THE TASK: Only the lines from the line holding "What's the underlying" through the final line of the entries below are to be returned, exactly as they stand.

DATA IN THIS EXERCISE:
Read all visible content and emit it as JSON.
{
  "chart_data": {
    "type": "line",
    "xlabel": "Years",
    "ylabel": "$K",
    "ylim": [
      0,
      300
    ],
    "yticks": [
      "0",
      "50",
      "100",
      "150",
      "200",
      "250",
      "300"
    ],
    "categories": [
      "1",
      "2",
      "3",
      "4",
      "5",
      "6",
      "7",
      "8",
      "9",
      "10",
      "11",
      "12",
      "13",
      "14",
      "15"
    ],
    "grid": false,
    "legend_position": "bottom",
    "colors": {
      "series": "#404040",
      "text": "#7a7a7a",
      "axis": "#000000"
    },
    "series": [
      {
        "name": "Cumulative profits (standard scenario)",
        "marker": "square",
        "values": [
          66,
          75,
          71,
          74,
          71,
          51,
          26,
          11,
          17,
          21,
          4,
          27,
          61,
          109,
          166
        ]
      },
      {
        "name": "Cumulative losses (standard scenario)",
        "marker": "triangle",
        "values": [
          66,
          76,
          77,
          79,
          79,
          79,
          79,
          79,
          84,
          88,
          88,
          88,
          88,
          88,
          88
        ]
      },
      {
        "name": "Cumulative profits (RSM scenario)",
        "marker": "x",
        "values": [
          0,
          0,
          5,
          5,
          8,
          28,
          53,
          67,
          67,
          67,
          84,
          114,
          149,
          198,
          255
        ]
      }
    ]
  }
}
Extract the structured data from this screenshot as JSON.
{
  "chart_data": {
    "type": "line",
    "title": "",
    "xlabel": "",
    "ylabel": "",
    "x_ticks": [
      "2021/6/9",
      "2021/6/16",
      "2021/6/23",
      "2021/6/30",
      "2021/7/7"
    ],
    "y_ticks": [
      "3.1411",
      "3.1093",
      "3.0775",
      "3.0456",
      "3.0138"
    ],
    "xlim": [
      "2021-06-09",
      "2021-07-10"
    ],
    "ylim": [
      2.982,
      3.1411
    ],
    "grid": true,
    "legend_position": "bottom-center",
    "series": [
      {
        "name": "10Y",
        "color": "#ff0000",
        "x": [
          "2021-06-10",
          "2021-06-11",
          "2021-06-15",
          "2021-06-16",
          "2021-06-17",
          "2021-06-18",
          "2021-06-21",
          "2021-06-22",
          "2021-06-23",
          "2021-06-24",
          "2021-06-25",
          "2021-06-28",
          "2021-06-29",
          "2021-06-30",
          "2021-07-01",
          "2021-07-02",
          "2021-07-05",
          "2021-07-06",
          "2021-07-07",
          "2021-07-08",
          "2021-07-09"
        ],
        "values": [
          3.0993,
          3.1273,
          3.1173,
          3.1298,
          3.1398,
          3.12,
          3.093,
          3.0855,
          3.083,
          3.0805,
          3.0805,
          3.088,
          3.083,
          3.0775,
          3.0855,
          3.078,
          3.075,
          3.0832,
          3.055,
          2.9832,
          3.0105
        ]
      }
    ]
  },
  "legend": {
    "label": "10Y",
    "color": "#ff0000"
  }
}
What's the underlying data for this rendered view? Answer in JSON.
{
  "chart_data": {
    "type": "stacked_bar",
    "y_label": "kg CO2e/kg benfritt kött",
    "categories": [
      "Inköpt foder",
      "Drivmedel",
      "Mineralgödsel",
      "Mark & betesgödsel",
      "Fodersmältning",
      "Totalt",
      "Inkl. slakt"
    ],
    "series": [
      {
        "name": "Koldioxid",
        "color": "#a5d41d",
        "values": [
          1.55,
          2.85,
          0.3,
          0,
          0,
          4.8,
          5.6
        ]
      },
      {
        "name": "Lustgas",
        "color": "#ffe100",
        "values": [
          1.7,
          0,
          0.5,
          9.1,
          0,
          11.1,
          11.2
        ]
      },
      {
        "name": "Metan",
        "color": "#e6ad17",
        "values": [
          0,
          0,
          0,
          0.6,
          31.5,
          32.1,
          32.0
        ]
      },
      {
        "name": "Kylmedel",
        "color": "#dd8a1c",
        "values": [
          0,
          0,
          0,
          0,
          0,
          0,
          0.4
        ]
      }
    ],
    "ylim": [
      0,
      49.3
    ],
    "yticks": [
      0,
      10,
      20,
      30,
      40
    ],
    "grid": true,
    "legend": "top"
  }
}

SOLUTION TO THE PROBLEM:
What's the underlying data for this rendered view? Answer in JSON.
{
  "chart_data": {
    "type": "stacked_bar",
    "y_label": "kg CO2e/kg benfritt kött",
    "categories": [
      "Inköpt foder",
      "Drivmedel",
      "Mineralgödsel",
      "Mark & betesgödsel",
      "Fodersmältning",
      "Totalt",
      "Inkl. slakt"
    ],
    "series": [
      {
        "name": "Koldioxid",
        "color": "#a5d41d",
        "values": [
          1.55,
          2.85,
          0.3,
          0,
          0,
          4.8,
          5.6
        ]
      },
      {
        "name": "Lustgas",
        "color": "#ffe100",
        "values": [
          1.7,
          0,
          0.5,
          9.1,
          0,
          11.1,
          11.2
        ]
      },
      {
        "name": "Metan",
        "color": "#e6ad17",
        "values": [
          0,
          0,
          0,
          0.6,
          31.5,
          32.1,
          32.0
        ]
      },
      {
        "name": "Kylmedel",
        "color": "#dd8a1c",
        "values": [
          0,
          0,
          0,
          0,
          0,
          0,
          0.4
        ]
      }
    ],
    "ylim": [
      0,
      49.3
    ],
    "yticks": [
      0,
      10,
      20,
      30,
      40
    ],
    "grid": true,
    "legend": "top"
  }
}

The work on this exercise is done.